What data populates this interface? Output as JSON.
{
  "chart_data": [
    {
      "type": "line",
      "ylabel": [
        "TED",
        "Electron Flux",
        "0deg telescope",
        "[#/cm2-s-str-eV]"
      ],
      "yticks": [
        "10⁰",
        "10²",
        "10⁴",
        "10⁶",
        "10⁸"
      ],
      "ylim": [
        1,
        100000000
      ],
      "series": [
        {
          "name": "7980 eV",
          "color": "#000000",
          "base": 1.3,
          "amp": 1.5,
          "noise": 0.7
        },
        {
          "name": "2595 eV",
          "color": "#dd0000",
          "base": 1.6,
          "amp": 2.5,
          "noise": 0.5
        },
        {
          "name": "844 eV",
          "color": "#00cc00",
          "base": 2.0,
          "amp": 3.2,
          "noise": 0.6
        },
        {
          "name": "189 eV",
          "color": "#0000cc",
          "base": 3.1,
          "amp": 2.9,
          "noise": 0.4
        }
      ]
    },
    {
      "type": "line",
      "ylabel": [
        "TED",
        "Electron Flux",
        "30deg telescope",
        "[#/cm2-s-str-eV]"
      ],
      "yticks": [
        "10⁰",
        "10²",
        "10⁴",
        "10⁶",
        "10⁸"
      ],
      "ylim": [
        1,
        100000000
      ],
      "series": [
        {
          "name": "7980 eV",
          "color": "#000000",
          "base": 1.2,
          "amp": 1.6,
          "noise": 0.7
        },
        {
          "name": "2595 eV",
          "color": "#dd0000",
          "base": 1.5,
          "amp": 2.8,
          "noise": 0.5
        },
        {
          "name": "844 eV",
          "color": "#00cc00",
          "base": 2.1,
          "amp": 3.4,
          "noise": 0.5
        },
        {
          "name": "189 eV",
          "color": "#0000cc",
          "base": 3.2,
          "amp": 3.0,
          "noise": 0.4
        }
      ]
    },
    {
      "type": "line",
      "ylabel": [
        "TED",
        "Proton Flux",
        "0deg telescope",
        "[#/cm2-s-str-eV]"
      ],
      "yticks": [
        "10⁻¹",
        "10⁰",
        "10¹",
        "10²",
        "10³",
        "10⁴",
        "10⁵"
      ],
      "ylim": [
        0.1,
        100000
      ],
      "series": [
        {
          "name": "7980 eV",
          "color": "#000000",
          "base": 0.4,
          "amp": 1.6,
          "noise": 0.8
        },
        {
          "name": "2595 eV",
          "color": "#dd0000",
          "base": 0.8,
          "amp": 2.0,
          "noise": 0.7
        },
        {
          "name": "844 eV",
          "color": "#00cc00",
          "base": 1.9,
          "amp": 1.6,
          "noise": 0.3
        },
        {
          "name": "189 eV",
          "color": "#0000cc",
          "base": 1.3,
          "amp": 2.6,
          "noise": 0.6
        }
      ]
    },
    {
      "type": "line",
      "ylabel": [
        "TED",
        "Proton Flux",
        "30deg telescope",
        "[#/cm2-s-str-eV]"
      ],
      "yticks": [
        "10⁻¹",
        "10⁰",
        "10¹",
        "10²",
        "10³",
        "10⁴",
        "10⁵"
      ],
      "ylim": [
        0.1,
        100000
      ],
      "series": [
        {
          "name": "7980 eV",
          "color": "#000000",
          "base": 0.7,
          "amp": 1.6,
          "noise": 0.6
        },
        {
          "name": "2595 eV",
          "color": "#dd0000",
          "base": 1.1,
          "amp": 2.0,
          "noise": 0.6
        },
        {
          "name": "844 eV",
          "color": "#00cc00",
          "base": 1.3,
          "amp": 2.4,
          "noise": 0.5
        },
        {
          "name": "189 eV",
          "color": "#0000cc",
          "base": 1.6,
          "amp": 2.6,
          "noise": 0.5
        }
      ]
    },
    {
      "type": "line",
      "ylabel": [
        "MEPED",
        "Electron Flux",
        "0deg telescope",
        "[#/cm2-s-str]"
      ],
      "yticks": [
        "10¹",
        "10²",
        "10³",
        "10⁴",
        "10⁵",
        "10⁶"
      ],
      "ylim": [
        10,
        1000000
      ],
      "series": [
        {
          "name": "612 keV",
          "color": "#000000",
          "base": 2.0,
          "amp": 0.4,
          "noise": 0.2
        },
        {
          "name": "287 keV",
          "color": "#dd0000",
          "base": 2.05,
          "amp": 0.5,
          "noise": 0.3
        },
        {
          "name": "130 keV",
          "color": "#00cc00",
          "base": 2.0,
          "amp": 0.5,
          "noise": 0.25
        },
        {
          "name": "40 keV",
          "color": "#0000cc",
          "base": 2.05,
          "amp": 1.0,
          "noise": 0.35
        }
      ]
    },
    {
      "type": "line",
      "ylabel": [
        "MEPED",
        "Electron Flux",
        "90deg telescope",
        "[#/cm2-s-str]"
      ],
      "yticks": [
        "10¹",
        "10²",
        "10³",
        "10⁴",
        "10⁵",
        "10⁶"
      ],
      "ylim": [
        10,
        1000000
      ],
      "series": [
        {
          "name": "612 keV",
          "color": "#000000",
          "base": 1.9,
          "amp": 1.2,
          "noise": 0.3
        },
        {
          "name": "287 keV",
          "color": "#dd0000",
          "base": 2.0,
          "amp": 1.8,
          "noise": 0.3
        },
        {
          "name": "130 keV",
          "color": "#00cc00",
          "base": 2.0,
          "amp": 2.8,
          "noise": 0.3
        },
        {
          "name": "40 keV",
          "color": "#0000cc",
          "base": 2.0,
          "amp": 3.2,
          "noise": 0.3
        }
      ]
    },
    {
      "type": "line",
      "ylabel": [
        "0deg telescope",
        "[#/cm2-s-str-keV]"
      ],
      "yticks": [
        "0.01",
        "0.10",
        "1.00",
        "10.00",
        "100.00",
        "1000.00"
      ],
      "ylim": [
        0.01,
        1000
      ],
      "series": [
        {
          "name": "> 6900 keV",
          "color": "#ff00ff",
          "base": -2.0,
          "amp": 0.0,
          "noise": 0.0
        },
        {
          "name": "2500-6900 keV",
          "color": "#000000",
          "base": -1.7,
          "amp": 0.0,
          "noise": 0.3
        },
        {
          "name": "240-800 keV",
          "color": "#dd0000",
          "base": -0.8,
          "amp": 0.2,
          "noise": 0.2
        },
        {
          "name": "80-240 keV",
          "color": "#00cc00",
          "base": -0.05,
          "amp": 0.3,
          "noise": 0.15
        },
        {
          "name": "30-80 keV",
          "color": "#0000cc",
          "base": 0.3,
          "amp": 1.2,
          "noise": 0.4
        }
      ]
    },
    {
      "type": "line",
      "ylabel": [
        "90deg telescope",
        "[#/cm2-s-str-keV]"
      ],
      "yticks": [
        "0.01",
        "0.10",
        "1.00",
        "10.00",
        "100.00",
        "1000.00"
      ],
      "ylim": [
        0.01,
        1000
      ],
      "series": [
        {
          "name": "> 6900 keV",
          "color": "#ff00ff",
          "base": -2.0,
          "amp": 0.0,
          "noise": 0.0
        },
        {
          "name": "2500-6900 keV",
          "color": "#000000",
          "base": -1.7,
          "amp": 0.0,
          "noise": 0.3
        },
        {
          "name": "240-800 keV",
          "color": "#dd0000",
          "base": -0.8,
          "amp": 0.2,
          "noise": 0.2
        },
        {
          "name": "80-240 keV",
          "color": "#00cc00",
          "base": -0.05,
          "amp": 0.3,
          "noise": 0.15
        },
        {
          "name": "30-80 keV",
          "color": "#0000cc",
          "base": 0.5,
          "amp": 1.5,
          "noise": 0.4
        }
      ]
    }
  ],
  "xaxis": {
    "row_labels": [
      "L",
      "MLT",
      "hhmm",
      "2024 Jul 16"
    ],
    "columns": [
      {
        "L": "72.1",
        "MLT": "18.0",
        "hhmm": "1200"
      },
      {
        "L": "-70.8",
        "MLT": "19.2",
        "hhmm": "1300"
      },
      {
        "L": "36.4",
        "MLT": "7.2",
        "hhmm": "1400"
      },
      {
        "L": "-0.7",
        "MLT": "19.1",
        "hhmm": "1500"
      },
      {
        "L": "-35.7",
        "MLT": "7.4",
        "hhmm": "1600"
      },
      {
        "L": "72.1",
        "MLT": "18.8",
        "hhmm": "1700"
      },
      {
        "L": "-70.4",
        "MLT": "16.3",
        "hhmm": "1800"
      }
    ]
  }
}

┄┄┄┄┄┄

> [Problem details]:
Show the lines that mention the word "hhmm".

> [In response]:
      "hhmm",
        "hhmm": "1200"
        "hhmm": "1300"
        "hhmm": "1400"
        "hhmm": "1500"
        "hhmm": "1600"
        "hhmm": "1700"
        "hhmm": "1800"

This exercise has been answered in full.